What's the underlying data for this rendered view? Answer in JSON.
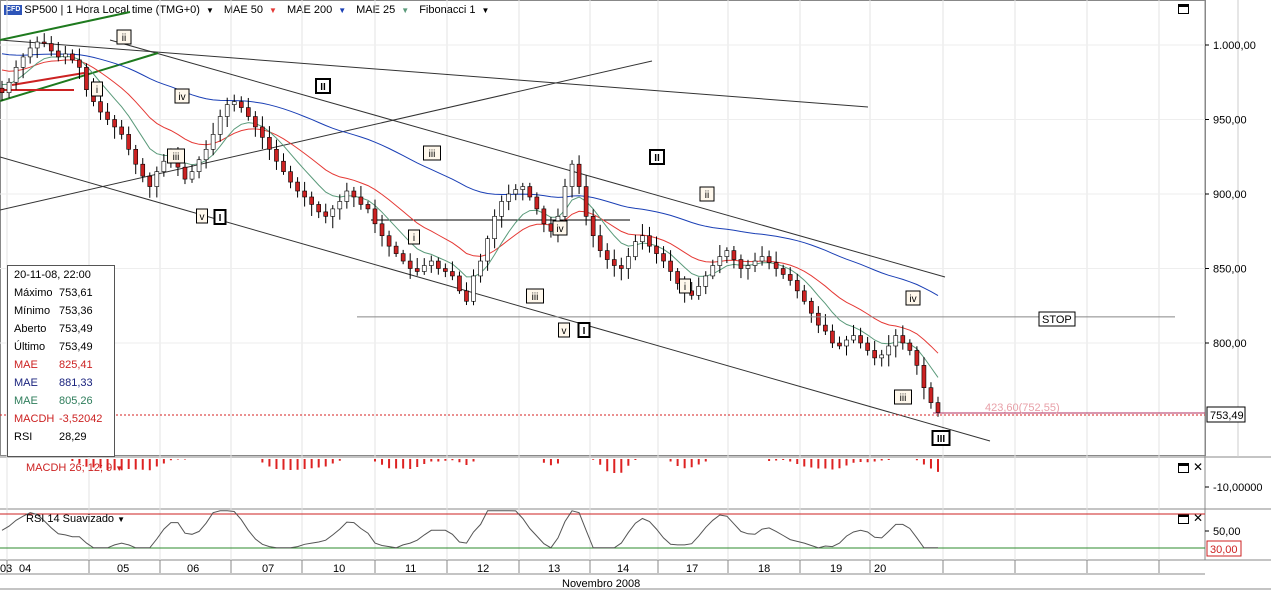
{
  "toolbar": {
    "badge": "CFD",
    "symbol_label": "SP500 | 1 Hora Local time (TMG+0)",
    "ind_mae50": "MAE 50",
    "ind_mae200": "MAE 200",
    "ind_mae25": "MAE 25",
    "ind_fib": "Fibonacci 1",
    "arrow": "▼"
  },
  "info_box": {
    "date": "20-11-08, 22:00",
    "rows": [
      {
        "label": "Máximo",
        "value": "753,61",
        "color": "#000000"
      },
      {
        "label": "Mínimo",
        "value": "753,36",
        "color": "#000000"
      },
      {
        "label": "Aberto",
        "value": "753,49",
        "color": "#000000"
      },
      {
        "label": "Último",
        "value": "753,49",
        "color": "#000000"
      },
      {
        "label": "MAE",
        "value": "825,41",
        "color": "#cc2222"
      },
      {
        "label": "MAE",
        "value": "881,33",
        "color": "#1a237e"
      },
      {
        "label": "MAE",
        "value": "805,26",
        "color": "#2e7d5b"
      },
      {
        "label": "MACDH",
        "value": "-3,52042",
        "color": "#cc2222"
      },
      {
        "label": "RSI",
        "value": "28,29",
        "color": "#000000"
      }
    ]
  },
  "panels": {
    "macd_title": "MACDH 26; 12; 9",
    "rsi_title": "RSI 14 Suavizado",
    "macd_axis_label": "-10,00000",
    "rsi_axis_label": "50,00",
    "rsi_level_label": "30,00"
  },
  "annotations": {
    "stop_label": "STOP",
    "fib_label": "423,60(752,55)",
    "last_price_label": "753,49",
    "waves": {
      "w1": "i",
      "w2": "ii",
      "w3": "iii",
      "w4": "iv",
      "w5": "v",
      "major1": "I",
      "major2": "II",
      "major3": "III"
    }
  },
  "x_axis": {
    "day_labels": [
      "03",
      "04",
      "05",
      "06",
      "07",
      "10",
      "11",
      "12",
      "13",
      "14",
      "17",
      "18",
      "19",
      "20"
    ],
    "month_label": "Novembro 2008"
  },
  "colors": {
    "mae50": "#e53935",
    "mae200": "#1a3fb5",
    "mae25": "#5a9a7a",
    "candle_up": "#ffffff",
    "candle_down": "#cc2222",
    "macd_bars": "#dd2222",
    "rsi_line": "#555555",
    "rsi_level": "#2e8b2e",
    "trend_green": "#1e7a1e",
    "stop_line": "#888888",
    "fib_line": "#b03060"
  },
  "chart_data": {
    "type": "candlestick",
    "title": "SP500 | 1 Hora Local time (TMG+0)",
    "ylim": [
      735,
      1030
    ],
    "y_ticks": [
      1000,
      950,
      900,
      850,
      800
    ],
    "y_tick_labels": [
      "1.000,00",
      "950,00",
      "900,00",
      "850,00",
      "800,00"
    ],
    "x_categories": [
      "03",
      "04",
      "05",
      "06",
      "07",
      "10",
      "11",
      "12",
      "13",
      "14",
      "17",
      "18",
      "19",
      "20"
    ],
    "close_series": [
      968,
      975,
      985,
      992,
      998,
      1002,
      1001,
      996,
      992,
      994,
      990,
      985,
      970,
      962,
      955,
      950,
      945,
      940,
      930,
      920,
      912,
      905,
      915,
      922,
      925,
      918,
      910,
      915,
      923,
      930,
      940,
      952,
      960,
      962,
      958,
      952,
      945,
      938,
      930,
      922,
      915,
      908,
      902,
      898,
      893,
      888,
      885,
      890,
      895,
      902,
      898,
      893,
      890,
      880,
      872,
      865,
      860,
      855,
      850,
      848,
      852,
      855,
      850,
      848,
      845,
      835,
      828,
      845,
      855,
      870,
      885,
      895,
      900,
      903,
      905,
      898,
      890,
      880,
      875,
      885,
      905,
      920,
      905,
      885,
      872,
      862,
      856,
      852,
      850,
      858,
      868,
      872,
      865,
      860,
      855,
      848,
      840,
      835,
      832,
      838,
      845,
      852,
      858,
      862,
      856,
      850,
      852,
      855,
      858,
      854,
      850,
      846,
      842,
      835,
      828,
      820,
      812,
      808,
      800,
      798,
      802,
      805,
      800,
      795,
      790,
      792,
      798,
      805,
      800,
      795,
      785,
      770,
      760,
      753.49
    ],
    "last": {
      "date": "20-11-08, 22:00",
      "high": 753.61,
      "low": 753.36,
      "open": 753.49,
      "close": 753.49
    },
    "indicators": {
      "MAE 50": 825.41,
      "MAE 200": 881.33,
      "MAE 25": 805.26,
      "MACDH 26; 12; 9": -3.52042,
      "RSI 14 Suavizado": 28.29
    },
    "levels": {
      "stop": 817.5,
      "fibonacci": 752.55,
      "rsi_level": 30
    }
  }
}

* * *

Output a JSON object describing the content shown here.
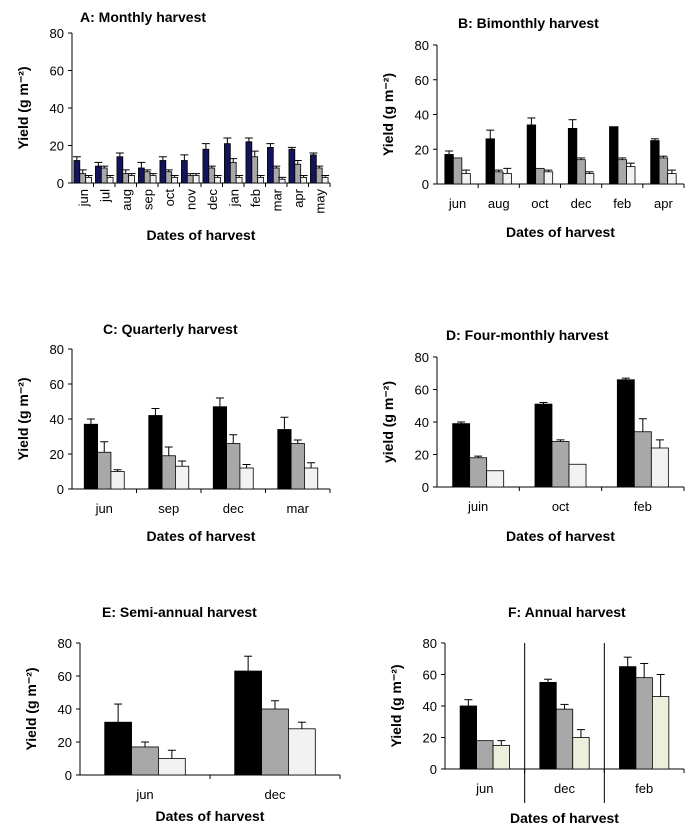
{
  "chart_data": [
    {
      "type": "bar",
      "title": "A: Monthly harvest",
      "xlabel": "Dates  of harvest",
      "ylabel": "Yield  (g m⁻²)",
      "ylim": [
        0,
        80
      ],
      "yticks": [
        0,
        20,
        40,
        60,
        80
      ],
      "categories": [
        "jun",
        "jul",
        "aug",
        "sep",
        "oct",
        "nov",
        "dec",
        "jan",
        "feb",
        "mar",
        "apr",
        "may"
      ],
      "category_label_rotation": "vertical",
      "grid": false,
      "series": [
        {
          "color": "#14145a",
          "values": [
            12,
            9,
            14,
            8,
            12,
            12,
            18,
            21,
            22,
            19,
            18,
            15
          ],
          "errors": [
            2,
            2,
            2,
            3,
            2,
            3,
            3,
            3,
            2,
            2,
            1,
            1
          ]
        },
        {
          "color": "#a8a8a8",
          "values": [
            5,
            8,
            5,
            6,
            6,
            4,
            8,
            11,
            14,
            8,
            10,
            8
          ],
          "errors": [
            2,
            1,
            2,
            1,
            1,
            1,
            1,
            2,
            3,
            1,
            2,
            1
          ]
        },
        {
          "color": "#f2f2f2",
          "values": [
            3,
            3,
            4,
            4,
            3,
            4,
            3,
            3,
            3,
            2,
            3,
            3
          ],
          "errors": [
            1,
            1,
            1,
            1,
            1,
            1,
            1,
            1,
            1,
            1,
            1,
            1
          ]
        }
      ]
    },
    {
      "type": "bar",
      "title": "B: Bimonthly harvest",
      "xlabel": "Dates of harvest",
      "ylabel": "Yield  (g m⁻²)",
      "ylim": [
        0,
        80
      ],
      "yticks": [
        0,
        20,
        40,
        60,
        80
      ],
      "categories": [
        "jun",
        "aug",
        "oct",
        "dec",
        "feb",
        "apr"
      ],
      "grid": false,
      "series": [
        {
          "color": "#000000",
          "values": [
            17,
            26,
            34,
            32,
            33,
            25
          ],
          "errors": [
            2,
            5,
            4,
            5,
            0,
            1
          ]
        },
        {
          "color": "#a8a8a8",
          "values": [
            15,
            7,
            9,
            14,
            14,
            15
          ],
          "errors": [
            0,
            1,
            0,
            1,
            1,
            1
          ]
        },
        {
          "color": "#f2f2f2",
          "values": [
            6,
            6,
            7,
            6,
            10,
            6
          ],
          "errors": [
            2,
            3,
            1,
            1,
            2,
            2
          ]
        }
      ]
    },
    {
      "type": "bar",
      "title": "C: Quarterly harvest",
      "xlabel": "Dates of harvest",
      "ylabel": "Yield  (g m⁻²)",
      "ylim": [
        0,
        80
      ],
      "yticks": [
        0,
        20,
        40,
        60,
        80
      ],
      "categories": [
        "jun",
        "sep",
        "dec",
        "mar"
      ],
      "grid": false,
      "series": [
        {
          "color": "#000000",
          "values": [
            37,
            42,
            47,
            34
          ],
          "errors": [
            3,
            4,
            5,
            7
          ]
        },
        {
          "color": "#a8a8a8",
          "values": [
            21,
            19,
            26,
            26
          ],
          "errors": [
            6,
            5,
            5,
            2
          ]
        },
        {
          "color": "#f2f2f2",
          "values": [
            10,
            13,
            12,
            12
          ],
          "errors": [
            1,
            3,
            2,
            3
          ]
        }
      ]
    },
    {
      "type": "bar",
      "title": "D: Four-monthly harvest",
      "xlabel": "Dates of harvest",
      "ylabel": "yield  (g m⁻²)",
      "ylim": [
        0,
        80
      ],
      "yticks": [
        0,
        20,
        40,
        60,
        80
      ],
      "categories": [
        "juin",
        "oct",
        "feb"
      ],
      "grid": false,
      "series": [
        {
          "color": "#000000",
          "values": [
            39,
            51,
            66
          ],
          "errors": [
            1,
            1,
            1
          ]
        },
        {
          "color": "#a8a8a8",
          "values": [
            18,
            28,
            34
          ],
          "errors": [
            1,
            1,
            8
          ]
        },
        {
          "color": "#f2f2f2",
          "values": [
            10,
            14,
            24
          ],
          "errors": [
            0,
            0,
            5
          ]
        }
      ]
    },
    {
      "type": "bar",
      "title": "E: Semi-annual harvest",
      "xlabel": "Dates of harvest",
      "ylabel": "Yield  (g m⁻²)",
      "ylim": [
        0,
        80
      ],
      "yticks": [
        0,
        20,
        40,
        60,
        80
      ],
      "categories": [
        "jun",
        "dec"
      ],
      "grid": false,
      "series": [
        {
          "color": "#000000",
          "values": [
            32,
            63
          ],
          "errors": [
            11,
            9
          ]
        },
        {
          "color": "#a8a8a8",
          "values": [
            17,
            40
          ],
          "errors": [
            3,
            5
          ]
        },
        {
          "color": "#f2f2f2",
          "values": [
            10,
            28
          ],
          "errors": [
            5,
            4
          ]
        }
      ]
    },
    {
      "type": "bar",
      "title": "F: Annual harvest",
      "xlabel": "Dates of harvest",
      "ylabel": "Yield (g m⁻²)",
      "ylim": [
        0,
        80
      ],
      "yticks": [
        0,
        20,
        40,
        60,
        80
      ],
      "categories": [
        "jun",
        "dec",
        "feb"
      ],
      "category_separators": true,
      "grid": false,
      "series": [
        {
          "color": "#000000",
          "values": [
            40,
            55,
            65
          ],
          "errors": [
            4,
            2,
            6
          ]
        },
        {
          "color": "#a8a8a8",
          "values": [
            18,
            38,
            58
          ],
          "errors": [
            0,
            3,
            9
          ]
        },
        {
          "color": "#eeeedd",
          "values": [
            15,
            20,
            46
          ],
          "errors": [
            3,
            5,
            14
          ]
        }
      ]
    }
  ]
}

* * *

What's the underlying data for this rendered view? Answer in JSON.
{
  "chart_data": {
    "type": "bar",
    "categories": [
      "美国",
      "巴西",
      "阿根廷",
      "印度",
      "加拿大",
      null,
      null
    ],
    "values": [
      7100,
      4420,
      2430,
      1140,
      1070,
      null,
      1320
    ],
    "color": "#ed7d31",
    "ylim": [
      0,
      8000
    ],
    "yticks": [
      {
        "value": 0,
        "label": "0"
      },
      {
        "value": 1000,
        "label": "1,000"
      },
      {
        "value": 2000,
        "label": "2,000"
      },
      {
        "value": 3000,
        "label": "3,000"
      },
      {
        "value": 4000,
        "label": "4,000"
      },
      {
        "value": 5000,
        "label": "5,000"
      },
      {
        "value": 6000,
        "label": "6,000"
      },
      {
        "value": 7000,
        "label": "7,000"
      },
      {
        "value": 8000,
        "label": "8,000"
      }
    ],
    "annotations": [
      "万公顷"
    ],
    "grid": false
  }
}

* * *

- [TASK STATEMENT]:
Report every line in the data above in which the word "Local" appears.

- [PROBLEM SOLUTION]:
    "symbol_label": "SP500 | 1 Hora Local time (TMG+0)",
    "title": "SP500 | 1 Hora Local time (TMG+0)",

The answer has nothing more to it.